• What to work on: Show each line that has the string "name" in it.

• Provided data:

· · · ·

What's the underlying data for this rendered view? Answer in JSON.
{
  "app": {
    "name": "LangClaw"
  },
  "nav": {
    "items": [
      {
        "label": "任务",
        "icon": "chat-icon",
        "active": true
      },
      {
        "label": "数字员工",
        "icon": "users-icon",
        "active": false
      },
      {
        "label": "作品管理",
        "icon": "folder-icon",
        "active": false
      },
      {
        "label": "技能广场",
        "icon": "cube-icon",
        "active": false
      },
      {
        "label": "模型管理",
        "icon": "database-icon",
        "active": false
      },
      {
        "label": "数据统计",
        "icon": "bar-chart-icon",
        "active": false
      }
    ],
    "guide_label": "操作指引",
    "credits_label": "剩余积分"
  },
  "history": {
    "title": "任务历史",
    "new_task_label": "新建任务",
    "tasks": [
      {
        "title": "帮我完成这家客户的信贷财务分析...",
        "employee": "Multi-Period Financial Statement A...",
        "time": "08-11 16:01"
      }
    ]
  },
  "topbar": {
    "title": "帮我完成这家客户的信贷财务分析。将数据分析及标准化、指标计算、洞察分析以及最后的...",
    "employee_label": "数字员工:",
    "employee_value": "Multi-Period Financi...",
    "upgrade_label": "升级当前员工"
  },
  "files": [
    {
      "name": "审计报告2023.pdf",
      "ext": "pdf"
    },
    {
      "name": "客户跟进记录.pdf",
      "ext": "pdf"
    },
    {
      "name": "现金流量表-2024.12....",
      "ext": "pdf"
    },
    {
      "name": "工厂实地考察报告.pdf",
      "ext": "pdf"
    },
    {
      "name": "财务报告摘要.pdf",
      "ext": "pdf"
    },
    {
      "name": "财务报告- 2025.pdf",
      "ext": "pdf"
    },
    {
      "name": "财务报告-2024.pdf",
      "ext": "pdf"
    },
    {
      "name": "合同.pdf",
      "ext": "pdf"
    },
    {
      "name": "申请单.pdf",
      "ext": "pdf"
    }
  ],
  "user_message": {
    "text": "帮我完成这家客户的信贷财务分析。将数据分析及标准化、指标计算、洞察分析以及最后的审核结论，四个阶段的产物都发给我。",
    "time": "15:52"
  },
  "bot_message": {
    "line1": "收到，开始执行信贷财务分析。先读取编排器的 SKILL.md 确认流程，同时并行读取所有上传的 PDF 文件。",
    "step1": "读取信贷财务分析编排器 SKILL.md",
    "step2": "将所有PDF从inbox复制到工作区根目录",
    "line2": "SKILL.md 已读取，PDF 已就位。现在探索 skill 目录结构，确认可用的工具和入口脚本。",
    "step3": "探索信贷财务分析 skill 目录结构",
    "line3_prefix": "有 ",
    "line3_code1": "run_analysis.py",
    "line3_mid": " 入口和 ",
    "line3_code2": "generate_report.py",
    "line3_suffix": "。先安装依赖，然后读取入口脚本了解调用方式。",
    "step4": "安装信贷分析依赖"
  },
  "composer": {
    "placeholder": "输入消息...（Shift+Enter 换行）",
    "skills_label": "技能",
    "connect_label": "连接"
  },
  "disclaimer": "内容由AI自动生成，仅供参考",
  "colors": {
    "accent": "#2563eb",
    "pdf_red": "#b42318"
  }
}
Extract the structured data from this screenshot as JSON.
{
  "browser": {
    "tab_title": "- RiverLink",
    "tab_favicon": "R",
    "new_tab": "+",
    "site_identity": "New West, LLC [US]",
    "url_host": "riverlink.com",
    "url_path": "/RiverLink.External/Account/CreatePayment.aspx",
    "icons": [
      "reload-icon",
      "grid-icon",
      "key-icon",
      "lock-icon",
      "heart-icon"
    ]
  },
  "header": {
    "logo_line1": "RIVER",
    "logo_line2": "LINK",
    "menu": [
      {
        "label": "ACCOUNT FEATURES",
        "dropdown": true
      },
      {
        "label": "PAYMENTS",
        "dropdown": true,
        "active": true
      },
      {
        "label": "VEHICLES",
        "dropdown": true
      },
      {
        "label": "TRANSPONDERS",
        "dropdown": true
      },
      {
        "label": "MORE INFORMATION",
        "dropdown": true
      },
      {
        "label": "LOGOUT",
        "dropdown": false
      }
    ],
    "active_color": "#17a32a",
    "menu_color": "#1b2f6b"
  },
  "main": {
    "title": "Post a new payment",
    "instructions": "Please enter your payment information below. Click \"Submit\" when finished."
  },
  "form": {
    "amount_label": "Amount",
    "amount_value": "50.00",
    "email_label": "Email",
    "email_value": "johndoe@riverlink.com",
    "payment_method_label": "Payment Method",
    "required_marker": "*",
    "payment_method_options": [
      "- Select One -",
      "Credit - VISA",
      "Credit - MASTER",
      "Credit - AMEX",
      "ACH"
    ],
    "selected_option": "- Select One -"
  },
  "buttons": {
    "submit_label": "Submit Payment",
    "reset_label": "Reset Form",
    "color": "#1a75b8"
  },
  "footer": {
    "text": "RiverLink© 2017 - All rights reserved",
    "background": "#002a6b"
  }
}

· · · ·

• Solution to this exercise:
    "name": "LangClaw"
      "name": "审计报告2023.pdf",
      "name": "客户跟进记录.pdf",
      "name": "现金流量表-2024.12....",
      "name": "工厂实地考察报告.pdf",
      "name": "财务报告摘要.pdf",
      "name": "财务报告- 2025.pdf",
      "name": "财务报告-2024.pdf",
      "name": "合同.pdf",
      "name": "申请单.pdf",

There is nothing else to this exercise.